WHAT IS REQUIRED —
Scan the data below and pick out the lines containing the word "这篇文章就是在新电脑写的".

DATA LINES —
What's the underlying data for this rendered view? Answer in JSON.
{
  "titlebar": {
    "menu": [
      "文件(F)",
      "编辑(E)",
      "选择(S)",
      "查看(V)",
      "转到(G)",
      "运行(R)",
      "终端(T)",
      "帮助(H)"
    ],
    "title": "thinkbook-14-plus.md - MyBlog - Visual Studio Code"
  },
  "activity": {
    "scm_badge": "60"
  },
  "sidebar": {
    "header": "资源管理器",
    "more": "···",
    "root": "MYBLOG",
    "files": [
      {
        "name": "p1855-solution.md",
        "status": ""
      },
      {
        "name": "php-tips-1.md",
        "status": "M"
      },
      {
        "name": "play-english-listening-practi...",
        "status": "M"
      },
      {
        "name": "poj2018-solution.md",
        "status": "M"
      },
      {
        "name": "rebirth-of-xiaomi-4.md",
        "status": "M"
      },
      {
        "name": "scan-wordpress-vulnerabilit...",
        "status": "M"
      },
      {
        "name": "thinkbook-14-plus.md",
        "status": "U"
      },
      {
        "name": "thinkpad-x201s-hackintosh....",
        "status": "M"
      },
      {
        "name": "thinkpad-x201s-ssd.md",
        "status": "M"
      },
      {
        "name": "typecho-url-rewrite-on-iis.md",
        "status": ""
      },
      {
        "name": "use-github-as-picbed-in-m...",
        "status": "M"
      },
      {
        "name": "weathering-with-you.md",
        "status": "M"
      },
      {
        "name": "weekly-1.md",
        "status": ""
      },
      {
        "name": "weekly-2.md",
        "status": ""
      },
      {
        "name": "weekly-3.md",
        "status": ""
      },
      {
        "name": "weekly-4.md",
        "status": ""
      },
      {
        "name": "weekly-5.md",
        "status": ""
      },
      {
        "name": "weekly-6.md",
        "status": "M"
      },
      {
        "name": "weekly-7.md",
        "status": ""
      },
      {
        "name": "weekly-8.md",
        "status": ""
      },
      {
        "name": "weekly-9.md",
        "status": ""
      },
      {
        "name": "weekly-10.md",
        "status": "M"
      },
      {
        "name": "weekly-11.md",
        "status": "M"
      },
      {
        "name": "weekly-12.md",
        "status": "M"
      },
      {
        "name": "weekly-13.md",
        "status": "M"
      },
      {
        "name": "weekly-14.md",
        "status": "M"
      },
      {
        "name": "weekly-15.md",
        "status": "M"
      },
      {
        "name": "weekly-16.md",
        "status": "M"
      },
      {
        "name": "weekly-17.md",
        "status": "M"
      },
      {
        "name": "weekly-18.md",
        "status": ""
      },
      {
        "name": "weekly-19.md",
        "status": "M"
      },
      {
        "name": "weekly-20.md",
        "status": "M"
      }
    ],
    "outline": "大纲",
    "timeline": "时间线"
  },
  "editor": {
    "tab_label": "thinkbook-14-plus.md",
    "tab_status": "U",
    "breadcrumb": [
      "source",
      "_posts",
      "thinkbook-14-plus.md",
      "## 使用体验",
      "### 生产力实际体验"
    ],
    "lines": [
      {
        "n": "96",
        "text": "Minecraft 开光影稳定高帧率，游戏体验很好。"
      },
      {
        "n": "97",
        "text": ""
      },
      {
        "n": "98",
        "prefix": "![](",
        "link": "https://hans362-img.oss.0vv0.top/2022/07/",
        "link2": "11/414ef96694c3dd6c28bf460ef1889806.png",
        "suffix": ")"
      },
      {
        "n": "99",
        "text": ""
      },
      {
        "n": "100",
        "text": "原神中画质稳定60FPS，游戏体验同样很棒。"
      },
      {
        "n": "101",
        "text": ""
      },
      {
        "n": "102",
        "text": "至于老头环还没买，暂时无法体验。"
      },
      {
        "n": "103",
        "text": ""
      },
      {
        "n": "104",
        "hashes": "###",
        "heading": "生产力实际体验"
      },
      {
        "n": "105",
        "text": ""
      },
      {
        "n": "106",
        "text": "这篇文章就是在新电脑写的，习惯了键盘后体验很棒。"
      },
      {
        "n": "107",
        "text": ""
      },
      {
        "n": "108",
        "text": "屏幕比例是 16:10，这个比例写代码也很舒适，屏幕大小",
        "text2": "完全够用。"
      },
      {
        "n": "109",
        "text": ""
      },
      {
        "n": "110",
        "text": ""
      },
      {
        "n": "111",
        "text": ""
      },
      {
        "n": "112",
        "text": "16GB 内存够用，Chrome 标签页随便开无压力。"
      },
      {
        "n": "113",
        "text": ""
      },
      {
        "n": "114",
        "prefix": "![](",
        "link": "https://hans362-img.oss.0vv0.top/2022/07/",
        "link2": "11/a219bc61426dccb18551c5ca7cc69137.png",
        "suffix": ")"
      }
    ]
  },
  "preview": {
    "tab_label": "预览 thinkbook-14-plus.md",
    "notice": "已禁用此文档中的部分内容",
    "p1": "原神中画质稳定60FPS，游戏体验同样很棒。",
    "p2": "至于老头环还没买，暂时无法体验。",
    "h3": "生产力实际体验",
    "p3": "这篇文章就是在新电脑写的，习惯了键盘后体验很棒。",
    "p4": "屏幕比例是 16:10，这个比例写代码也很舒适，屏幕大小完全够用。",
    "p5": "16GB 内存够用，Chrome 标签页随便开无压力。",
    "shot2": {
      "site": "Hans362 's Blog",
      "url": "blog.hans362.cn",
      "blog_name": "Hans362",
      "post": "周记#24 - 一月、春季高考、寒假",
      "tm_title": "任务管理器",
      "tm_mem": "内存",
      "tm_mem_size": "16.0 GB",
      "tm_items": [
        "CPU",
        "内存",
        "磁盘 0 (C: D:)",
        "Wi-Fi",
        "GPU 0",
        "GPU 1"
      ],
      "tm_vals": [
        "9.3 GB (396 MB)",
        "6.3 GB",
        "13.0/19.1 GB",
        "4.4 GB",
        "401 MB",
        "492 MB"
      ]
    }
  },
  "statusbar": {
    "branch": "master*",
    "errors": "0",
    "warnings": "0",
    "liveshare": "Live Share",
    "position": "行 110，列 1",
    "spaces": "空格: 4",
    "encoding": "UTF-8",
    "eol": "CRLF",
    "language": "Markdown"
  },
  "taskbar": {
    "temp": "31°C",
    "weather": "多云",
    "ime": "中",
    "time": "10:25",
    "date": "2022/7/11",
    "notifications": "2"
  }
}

OUTPUT OF THE TASK —
        "text": "这篇文章就是在新电脑写的，习惯了键盘后体验很棒。"
    "p3": "这篇文章就是在新电脑写的，习惯了键盘后体验很棒。",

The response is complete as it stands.